__What is required__:
Scan the lines below for the string "char" and copy every one that has it.

__Source records__:

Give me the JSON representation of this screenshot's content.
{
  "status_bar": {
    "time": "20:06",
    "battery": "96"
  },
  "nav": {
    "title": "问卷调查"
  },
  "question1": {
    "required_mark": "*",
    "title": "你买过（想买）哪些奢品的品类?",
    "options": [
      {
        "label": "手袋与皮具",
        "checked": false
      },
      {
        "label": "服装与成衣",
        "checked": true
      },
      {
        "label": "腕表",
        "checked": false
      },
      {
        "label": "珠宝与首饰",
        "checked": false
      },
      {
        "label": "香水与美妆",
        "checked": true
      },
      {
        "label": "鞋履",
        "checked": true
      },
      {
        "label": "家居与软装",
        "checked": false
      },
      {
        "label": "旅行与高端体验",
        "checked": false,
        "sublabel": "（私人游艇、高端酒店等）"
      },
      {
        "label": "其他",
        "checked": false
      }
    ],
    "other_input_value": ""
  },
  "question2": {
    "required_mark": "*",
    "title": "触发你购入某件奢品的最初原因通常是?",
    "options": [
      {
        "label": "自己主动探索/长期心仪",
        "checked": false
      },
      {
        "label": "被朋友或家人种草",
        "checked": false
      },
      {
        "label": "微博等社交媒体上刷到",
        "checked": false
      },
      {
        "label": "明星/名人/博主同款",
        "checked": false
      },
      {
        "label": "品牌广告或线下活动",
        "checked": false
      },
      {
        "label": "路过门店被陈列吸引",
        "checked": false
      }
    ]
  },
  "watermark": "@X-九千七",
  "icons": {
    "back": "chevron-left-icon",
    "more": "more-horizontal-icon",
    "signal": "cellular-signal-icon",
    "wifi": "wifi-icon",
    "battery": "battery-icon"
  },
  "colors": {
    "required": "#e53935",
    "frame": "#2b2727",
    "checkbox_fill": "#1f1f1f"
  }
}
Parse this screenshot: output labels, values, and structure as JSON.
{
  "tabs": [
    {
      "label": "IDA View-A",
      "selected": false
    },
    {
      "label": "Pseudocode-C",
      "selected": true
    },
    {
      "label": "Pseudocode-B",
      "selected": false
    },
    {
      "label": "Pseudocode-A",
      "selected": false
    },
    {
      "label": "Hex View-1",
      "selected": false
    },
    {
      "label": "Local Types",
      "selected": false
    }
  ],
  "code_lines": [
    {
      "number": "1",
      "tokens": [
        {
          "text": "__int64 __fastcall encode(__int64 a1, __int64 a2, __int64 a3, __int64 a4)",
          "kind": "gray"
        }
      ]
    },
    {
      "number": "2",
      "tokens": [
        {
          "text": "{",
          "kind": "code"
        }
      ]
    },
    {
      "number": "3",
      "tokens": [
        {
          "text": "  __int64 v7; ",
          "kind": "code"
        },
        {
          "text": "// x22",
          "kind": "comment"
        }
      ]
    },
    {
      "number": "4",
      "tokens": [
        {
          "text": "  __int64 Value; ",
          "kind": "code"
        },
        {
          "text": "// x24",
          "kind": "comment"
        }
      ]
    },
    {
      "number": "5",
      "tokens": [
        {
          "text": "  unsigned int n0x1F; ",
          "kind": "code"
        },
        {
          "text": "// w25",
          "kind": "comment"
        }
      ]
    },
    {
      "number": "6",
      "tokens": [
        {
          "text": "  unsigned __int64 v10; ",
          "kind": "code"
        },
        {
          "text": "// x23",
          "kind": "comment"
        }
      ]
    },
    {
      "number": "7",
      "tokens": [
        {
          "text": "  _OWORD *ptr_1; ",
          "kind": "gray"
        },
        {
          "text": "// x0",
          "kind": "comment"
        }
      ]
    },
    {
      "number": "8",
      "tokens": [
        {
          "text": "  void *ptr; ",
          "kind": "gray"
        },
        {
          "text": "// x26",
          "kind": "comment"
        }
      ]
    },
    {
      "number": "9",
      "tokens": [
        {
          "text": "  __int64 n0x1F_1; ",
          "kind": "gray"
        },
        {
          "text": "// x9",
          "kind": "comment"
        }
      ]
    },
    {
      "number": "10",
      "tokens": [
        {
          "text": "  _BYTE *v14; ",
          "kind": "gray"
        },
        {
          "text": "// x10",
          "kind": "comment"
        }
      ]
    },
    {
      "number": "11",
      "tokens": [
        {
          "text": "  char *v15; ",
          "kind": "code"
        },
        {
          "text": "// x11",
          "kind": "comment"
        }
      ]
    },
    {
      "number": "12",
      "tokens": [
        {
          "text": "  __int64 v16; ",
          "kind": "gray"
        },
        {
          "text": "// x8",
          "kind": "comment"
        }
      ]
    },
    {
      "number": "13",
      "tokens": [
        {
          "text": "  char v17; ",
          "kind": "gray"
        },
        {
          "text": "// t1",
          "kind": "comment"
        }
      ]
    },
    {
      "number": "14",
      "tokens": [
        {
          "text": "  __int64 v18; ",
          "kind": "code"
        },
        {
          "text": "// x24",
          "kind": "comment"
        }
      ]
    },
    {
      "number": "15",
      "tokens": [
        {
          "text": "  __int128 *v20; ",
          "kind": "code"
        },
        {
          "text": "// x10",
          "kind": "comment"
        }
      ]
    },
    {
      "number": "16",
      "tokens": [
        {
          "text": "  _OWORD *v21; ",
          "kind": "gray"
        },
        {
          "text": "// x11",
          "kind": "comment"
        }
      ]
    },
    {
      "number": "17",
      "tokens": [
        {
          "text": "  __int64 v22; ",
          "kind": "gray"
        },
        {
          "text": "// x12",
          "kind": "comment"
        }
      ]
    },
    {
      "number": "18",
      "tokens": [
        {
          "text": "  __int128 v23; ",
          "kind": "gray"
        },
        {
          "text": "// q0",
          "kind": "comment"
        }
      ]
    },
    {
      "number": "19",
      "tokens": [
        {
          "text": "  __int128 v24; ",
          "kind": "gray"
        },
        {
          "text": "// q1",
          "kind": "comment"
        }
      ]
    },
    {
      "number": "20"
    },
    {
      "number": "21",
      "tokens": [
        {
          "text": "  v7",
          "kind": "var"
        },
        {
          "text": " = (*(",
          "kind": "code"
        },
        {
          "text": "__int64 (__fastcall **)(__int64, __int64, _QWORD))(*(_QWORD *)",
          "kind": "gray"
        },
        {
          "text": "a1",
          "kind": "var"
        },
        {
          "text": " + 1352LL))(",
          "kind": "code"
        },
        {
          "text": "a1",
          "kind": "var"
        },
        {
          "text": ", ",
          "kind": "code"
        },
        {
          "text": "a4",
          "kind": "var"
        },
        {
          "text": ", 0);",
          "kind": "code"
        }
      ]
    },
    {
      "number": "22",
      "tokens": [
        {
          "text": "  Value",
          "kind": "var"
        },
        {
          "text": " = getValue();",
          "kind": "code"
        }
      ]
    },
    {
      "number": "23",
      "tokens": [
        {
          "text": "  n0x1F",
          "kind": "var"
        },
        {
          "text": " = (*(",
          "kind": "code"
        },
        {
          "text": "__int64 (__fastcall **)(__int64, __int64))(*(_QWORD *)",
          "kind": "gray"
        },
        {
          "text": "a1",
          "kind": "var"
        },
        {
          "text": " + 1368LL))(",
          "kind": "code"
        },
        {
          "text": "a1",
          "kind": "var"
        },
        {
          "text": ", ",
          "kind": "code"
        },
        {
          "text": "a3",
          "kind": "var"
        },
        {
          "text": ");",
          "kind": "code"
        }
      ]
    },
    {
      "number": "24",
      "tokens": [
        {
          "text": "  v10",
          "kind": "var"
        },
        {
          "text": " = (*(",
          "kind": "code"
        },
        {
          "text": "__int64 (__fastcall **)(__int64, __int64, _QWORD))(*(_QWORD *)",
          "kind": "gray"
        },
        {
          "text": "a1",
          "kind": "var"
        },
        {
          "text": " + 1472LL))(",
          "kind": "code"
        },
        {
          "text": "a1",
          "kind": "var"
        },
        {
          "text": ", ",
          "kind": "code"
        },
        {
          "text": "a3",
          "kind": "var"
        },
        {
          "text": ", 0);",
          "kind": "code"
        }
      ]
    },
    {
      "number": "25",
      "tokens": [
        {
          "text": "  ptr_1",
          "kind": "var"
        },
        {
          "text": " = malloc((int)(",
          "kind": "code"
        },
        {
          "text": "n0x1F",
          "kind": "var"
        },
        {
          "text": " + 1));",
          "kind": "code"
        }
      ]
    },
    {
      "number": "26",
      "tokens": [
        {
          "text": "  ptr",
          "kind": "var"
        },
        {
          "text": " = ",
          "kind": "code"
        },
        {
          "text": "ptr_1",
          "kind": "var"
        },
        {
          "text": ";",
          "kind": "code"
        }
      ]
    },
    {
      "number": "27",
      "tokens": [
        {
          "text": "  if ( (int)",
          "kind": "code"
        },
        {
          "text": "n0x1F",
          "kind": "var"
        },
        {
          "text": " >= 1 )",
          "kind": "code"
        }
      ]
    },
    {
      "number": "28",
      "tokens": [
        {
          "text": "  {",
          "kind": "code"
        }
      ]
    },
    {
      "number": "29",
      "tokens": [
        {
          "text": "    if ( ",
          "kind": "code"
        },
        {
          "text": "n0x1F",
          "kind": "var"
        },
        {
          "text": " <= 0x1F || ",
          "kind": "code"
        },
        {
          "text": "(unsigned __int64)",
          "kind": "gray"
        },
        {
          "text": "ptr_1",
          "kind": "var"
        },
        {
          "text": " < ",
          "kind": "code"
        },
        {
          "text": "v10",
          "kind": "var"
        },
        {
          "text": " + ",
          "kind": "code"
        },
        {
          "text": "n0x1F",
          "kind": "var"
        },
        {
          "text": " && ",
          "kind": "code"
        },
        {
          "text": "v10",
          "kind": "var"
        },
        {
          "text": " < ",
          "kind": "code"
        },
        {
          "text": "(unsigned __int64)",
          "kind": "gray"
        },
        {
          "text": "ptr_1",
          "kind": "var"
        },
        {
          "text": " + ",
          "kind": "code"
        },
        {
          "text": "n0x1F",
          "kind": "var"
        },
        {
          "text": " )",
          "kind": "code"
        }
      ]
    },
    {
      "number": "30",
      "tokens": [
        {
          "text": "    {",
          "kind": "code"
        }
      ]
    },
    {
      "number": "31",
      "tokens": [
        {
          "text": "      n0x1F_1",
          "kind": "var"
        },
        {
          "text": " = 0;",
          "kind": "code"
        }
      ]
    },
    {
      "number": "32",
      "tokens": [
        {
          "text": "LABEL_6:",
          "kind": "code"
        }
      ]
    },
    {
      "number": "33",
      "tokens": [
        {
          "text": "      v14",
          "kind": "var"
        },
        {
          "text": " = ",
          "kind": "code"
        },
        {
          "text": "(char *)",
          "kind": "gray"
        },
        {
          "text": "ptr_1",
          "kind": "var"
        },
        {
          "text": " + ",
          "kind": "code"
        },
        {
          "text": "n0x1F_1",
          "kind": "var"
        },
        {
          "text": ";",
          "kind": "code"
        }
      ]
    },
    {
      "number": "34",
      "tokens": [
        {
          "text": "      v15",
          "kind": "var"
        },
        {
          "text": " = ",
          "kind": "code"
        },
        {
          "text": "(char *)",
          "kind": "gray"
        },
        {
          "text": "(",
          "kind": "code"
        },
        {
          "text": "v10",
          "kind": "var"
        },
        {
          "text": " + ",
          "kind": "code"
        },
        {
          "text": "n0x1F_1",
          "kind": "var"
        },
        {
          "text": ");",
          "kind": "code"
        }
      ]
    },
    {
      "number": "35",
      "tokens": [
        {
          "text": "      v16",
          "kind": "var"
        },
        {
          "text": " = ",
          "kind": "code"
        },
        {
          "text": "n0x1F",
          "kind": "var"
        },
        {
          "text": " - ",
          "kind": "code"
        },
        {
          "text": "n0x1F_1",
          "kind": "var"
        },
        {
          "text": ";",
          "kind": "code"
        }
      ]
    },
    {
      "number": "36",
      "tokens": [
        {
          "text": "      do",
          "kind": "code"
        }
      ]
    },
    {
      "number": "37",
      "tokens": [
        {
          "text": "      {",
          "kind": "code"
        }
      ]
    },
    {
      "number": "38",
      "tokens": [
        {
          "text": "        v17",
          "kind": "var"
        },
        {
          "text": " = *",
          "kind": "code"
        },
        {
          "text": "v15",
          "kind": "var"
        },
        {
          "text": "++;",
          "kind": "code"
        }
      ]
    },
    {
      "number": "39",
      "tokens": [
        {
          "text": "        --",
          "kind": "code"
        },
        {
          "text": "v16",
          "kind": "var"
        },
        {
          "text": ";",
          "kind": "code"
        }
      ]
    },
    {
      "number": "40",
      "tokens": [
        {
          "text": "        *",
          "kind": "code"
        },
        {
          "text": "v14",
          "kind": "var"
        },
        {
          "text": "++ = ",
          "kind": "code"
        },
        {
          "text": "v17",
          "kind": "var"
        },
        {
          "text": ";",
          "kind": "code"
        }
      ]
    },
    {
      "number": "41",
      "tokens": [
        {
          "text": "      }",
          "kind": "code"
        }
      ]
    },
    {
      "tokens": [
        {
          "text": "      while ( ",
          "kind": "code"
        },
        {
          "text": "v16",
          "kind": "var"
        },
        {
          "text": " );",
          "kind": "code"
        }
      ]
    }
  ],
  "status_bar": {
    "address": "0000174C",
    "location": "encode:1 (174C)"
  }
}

__Output below__:
          "text": "  char *v15; ",
          "text": "  char v17; ",
          "text": "(char *)",
          "text": "(char *)",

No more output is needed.